◆ What needs to be done: Transcribe the material verbatim in full; the pictures do not belong in the copy.

◆ Data entries:

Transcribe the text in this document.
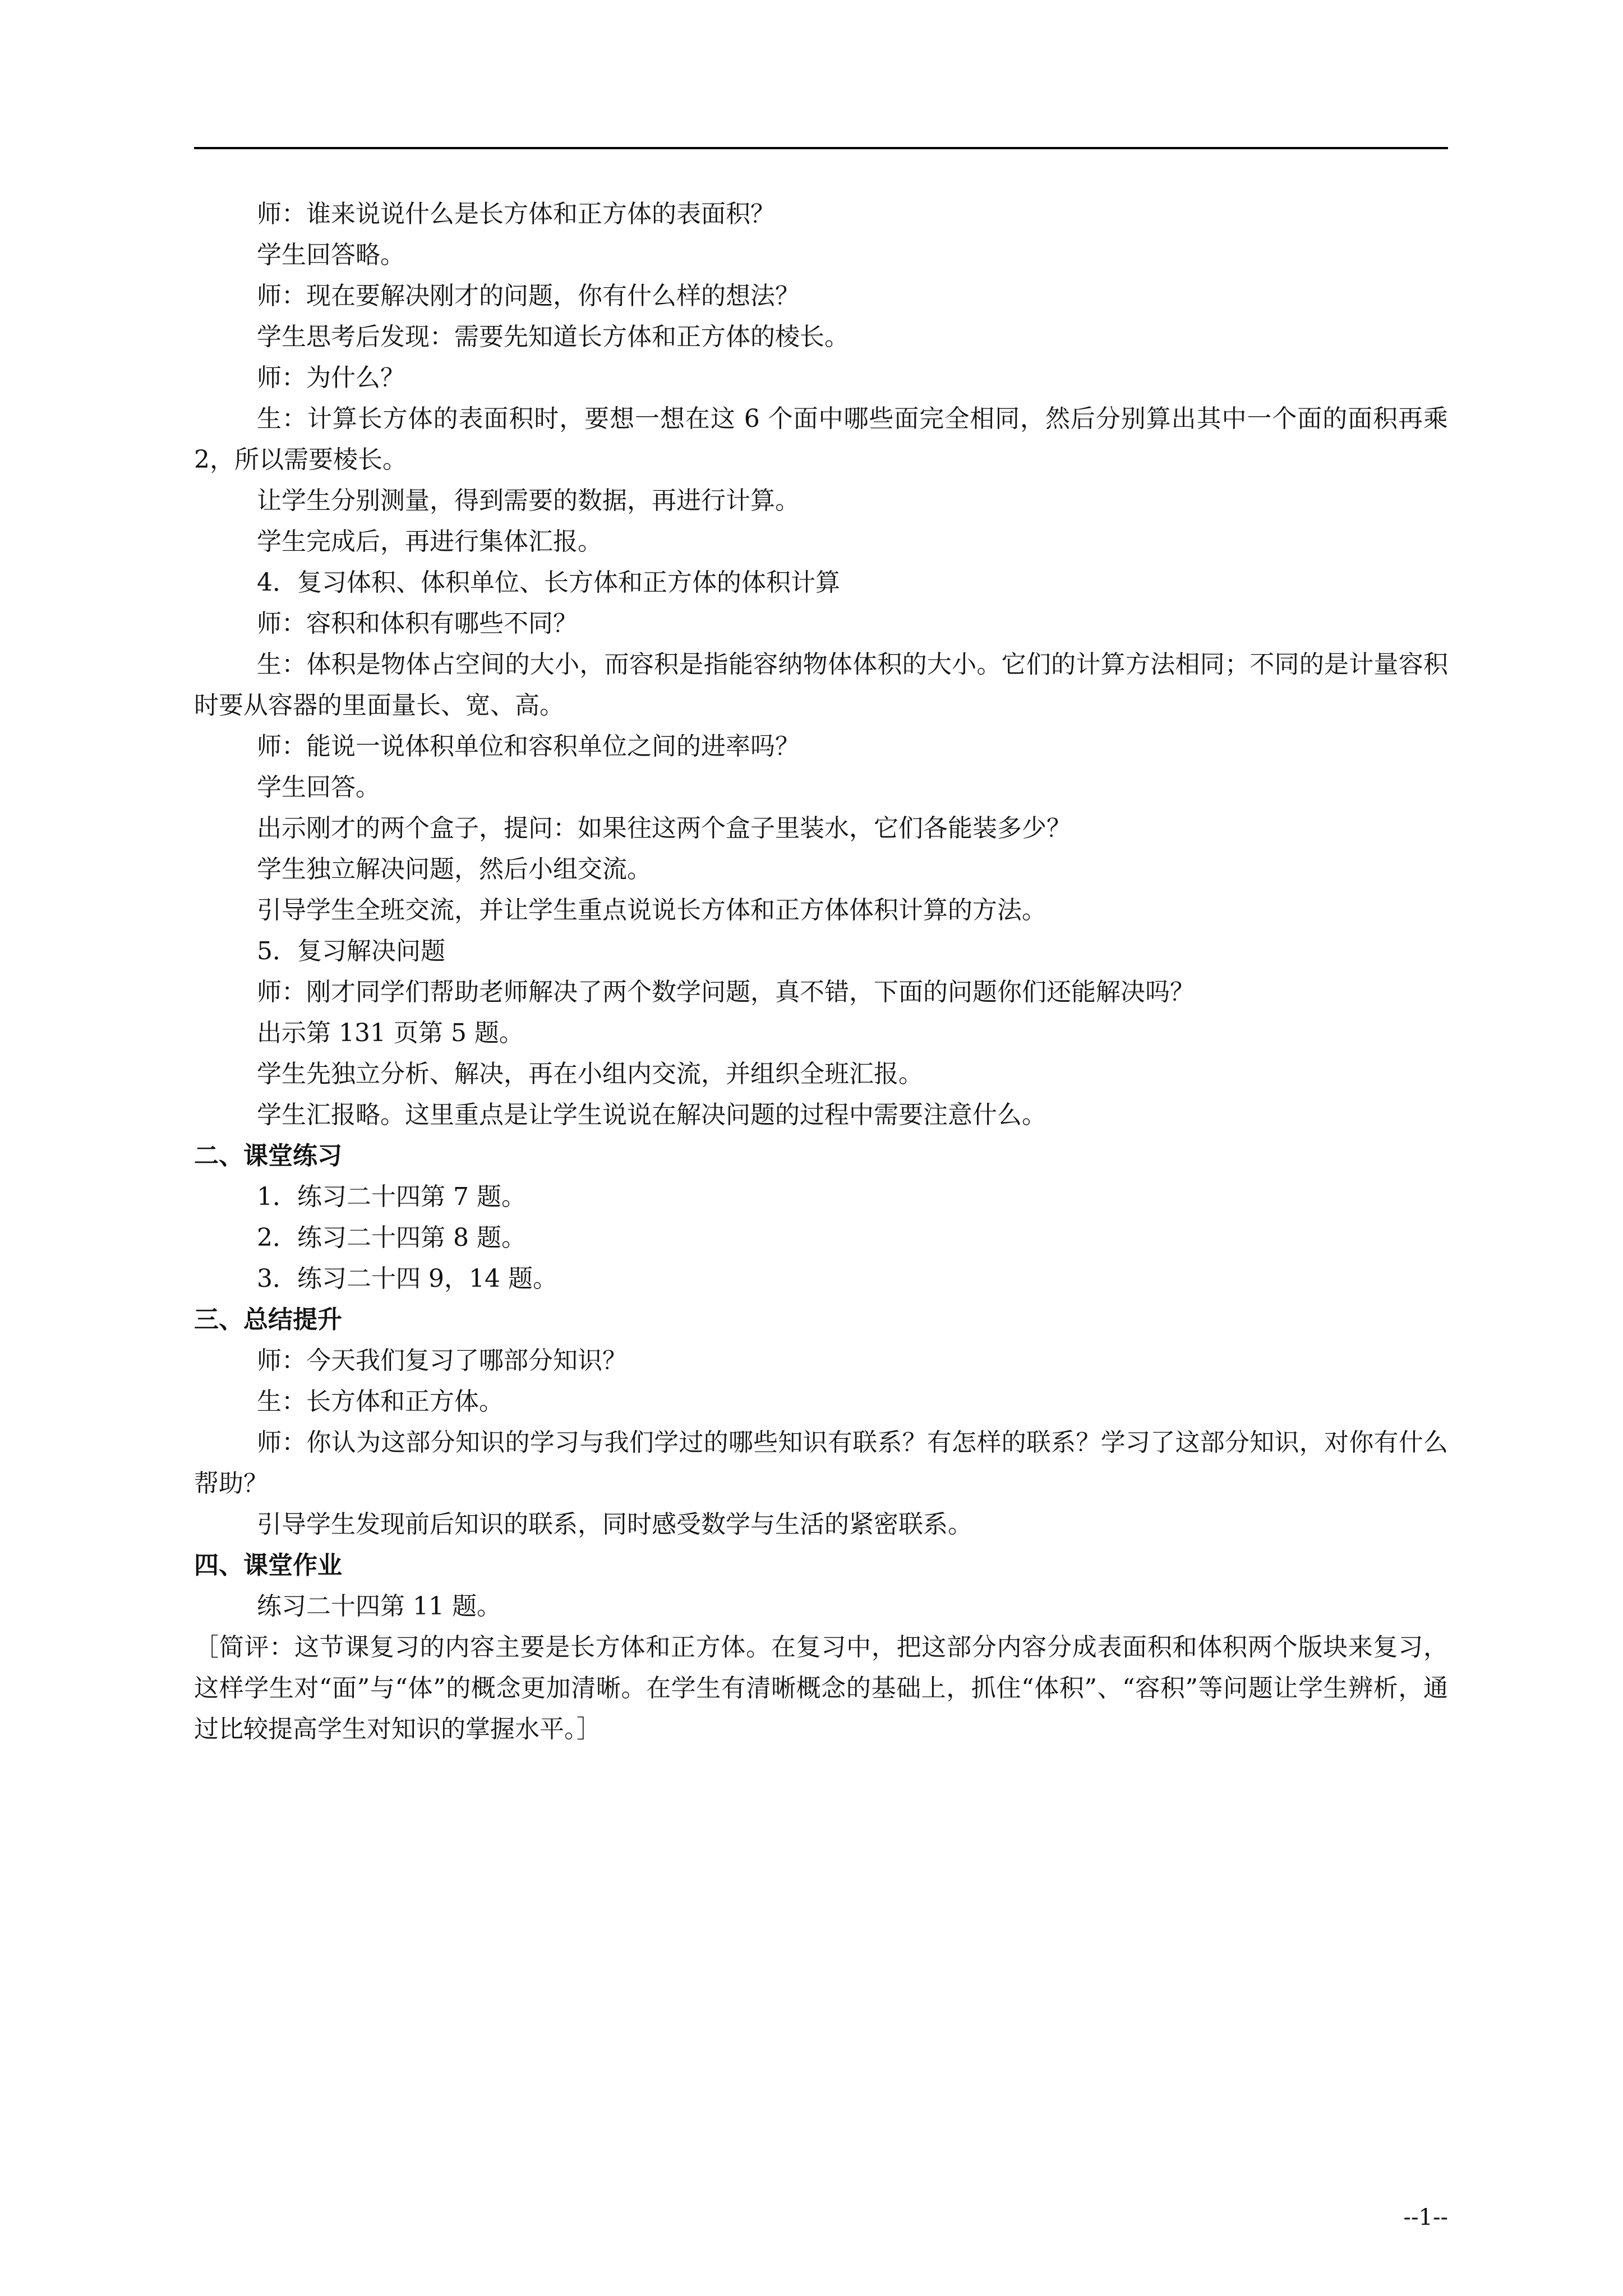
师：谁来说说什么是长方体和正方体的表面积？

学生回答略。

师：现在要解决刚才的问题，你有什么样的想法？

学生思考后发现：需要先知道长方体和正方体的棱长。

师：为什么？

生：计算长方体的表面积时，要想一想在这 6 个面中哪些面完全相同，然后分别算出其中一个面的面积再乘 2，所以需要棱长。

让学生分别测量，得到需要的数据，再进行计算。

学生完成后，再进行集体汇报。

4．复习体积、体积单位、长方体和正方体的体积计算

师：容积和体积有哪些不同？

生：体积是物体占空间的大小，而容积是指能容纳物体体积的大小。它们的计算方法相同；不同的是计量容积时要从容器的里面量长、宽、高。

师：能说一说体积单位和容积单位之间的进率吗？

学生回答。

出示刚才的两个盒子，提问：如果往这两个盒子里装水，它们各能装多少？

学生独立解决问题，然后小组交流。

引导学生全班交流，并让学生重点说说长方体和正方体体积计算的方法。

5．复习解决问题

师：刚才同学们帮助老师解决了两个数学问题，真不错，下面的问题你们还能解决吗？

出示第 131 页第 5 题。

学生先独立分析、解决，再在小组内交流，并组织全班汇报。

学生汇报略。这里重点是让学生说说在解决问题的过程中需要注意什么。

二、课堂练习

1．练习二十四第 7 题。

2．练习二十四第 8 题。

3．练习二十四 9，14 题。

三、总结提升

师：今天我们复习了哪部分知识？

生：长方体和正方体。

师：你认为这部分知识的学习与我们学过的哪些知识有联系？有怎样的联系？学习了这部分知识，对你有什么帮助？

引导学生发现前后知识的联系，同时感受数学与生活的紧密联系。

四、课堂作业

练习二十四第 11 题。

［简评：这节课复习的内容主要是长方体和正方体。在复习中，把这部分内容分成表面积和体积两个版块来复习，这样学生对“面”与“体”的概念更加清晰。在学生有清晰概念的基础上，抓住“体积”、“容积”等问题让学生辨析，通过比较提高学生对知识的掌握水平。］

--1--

◆ Written response:
Transcribe the text in this document.
师：谁来说说什么是长方体和正方体的表面积？

学生回答略。

师：现在要解决刚才的问题，你有什么样的想法？

学生思考后发现：需要先知道长方体和正方体的棱长。

师：为什么？

生：计算长方体的表面积时，要想一想在这 6 个面中哪些面完全相同，然后分别算出其中一个面的面积再乘 2，所以需要棱长。

让学生分别测量，得到需要的数据，再进行计算。

学生完成后，再进行集体汇报。

4．复习体积、体积单位、长方体和正方体的体积计算

师：容积和体积有哪些不同？

生：体积是物体占空间的大小，而容积是指能容纳物体体积的大小。它们的计算方法相同；不同的是计量容积时要从容器的里面量长、宽、高。

师：能说一说体积单位和容积单位之间的进率吗？

学生回答。

出示刚才的两个盒子，提问：如果往这两个盒子里装水，它们各能装多少？

学生独立解决问题，然后小组交流。

引导学生全班交流，并让学生重点说说长方体和正方体体积计算的方法。

5．复习解决问题

师：刚才同学们帮助老师解决了两个数学问题，真不错，下面的问题你们还能解决吗？

出示第 131 页第 5 题。

学生先独立分析、解决，再在小组内交流，并组织全班汇报。

学生汇报略。这里重点是让学生说说在解决问题的过程中需要注意什么。

二、课堂练习

1．练习二十四第 7 题。

2．练习二十四第 8 题。

3．练习二十四 9，14 题。

三、总结提升

师：今天我们复习了哪部分知识？

生：长方体和正方体。

师：你认为这部分知识的学习与我们学过的哪些知识有联系？有怎样的联系？学习了这部分知识，对你有什么帮助？

引导学生发现前后知识的联系，同时感受数学与生活的紧密联系。

四、课堂作业

练习二十四第 11 题。

［简评：这节课复习的内容主要是长方体和正方体。在复习中，把这部分内容分成表面积和体积两个版块来复习，这样学生对“面”与“体”的概念更加清晰。在学生有清晰概念的基础上，抓住“体积”、“容积”等问题让学生辨析，通过比较提高学生对知识的掌握水平。］

--1--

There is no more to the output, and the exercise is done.